Information provided:
========================================
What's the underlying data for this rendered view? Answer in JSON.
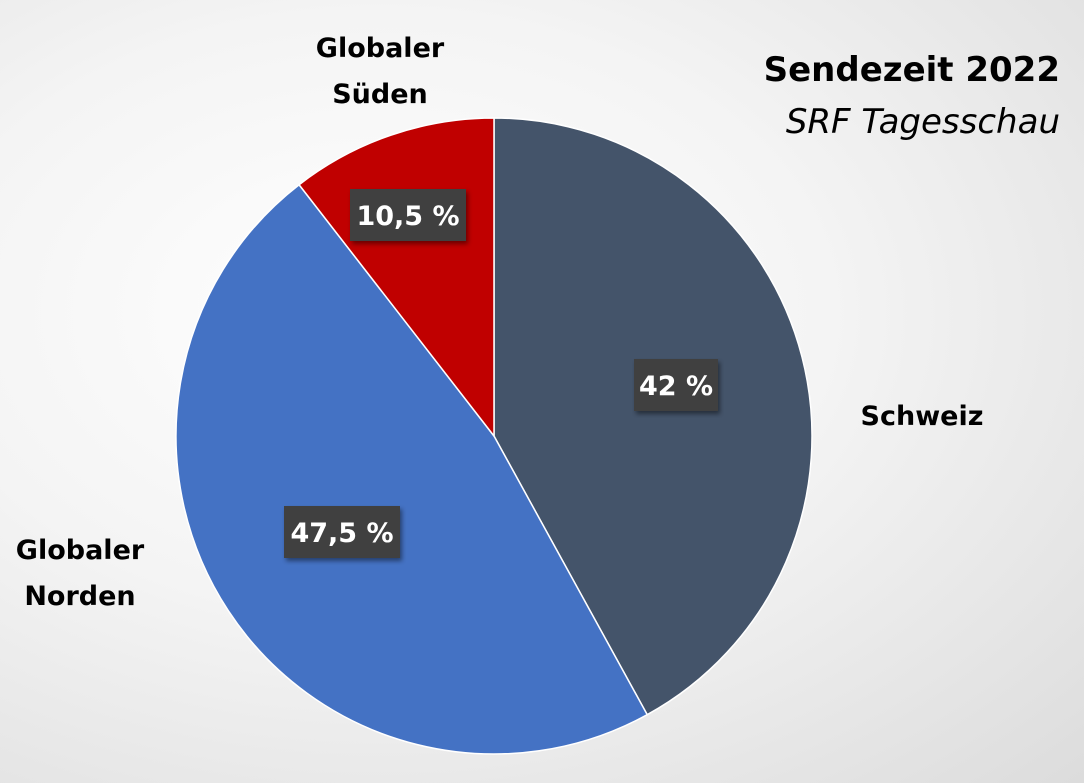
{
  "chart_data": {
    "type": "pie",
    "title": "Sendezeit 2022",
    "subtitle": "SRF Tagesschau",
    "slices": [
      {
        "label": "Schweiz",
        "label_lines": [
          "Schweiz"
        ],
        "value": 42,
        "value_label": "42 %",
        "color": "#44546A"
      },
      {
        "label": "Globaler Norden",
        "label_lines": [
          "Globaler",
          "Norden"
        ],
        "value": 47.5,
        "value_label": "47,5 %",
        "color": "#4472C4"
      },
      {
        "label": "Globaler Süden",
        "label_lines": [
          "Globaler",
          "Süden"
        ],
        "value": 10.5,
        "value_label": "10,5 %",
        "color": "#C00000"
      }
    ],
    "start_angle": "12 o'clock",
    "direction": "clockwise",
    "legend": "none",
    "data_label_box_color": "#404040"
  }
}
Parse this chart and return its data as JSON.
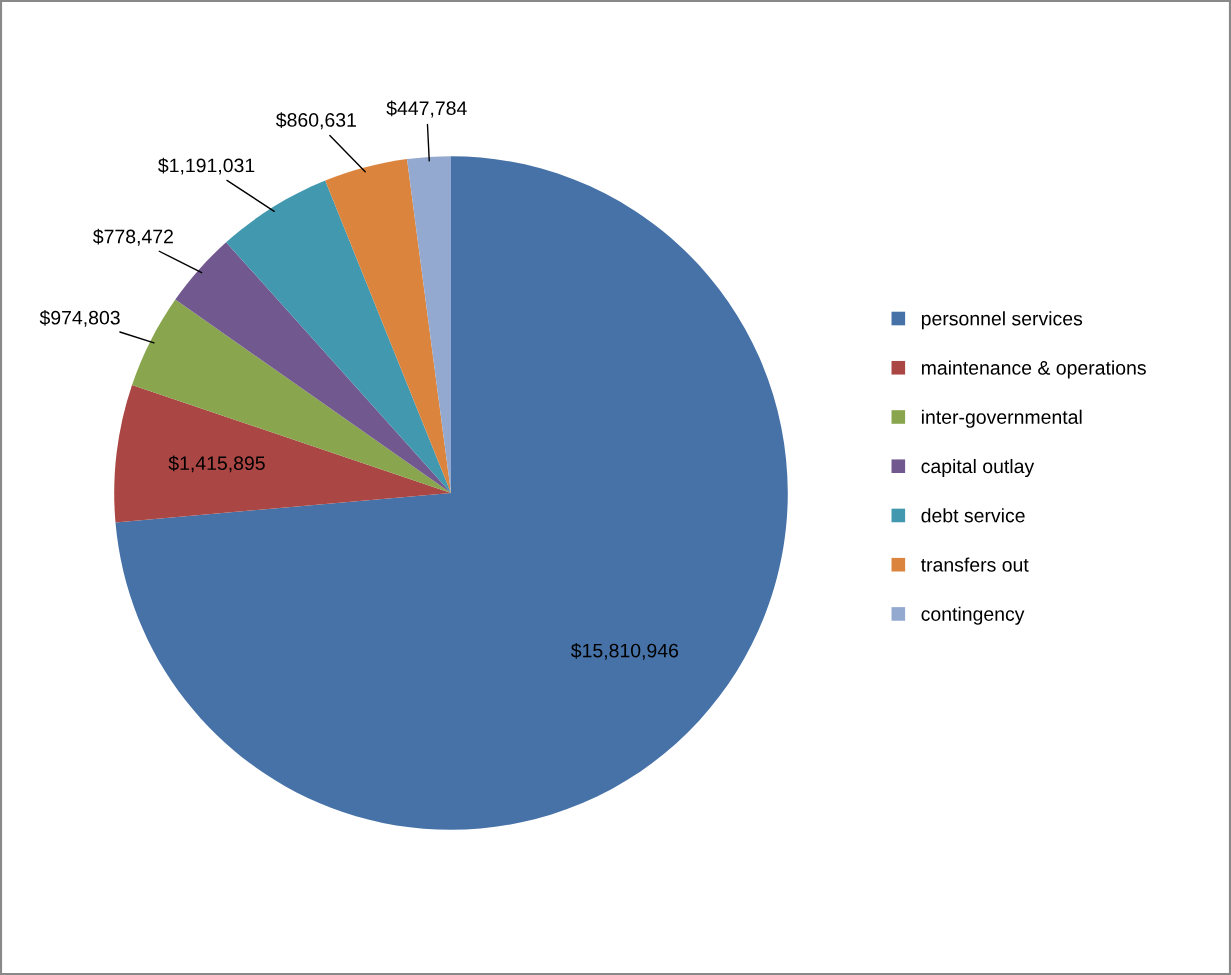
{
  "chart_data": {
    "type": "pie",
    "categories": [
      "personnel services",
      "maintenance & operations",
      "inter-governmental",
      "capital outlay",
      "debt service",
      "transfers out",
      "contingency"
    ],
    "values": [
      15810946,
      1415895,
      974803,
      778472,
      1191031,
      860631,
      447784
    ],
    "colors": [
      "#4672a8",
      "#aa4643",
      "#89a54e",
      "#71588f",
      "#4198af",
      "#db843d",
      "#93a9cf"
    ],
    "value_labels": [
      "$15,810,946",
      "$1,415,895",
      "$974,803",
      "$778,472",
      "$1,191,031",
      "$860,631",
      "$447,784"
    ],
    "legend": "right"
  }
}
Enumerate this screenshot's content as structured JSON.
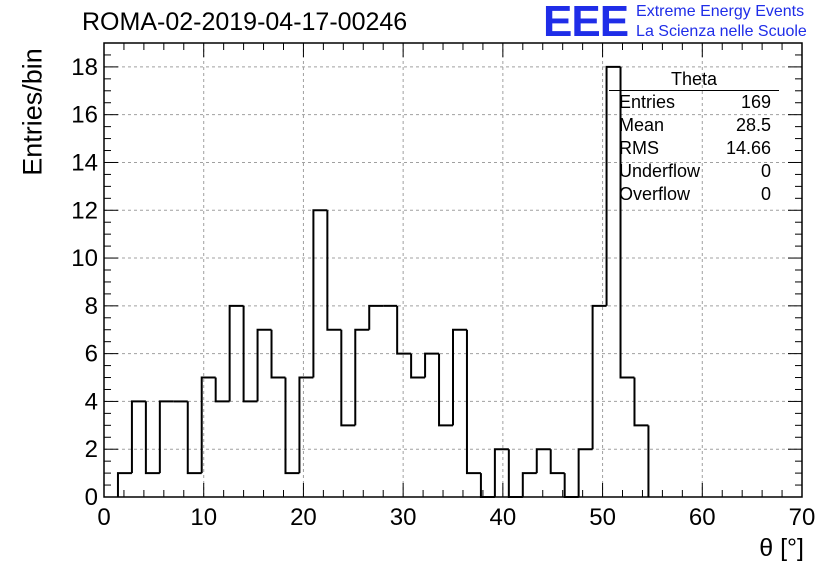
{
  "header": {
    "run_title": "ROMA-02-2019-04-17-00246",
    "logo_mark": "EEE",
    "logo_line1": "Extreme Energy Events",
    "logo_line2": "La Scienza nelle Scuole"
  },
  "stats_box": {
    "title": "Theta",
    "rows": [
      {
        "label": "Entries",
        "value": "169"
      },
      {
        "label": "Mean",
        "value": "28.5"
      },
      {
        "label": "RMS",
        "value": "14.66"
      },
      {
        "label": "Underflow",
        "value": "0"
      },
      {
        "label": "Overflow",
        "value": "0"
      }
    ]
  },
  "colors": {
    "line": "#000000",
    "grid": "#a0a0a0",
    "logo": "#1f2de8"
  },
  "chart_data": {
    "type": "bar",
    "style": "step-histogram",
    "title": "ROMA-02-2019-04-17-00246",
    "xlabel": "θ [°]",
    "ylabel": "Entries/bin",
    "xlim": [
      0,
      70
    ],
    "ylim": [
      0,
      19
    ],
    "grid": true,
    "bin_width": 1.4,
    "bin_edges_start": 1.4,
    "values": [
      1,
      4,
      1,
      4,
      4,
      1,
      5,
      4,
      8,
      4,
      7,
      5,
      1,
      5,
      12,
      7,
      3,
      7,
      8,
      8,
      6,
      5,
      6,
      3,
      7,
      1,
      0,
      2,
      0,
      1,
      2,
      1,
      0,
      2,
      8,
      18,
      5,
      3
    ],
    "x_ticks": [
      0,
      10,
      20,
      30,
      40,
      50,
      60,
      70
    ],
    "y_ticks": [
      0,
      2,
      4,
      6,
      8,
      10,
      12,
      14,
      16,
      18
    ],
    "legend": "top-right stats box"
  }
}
========================================
Written request:
All the records need to be repeated exactly, with the images dropped.

Right answer:
What's the underlying data for this rendered view? Answer in JSON.
{
  "chart_data": {
    "type": "pie",
    "title": "Sendezeit 2022",
    "subtitle": "SRF Tagesschau",
    "slices": [
      {
        "label": "Schweiz",
        "label_lines": [
          "Schweiz"
        ],
        "value": 42,
        "value_label": "42 %",
        "color": "#44546A"
      },
      {
        "label": "Globaler Norden",
        "label_lines": [
          "Globaler",
          "Norden"
        ],
        "value": 47.5,
        "value_label": "47,5 %",
        "color": "#4472C4"
      },
      {
        "label": "Globaler Süden",
        "label_lines": [
          "Globaler",
          "Süden"
        ],
        "value": 10.5,
        "value_label": "10,5 %",
        "color": "#C00000"
      }
    ],
    "start_angle": "12 o'clock",
    "direction": "clockwise",
    "legend": "none",
    "data_label_box_color": "#404040"
  }
}
Parse this chart and return its data as JSON.
{
  "chart_data": {
    "type": "pie",
    "categories": [
      "personnel services",
      "maintenance & operations",
      "inter-governmental",
      "capital outlay",
      "debt service",
      "transfers out",
      "contingency"
    ],
    "values": [
      15810946,
      1415895,
      974803,
      778472,
      1191031,
      860631,
      447784
    ],
    "colors": [
      "#4672a8",
      "#aa4643",
      "#89a54e",
      "#71588f",
      "#4198af",
      "#db843d",
      "#93a9cf"
    ],
    "value_labels": [
      "$15,810,946",
      "$1,415,895",
      "$974,803",
      "$778,472",
      "$1,191,031",
      "$860,631",
      "$447,784"
    ],
    "legend": "right"
  }
}
Enumerate this screenshot's content as structured JSON.
{
  "header": {
    "run_title": "ROMA-02-2019-04-17-00246",
    "logo_mark": "EEE",
    "logo_line1": "Extreme Energy Events",
    "logo_line2": "La Scienza nelle Scuole"
  },
  "stats_box": {
    "title": "Theta",
    "rows": [
      {
        "label": "Entries",
        "value": "169"
      },
      {
        "label": "Mean",
        "value": "28.5"
      },
      {
        "label": "RMS",
        "value": "14.66"
      },
      {
        "label": "Underflow",
        "value": "0"
      },
      {
        "label": "Overflow",
        "value": "0"
      }
    ]
  },
  "colors": {
    "line": "#000000",
    "grid": "#a0a0a0",
    "logo": "#1f2de8"
  },
  "chart_data": {
    "type": "bar",
    "style": "step-histogram",
    "title": "ROMA-02-2019-04-17-00246",
    "xlabel": "θ [°]",
    "ylabel": "Entries/bin",
    "xlim": [
      0,
      70
    ],
    "ylim": [
      0,
      19
    ],
    "grid": true,
    "bin_width": 1.4,
    "bin_edges_start": 1.4,
    "values": [
      1,
      4,
      1,
      4,
      4,
      1,
      5,
      4,
      8,
      4,
      7,
      5,
      1,
      5,
      12,
      7,
      3,
      7,
      8,
      8,
      6,
      5,
      6,
      3,
      7,
      1,
      0,
      2,
      0,
      1,
      2,
      1,
      0,
      2,
      8,
      18,
      5,
      3
    ],
    "x_ticks": [
      0,
      10,
      20,
      30,
      40,
      50,
      60,
      70
    ],
    "y_ticks": [
      0,
      2,
      4,
      6,
      8,
      10,
      12,
      14,
      16,
      18
    ],
    "legend": "top-right stats box"
  }
}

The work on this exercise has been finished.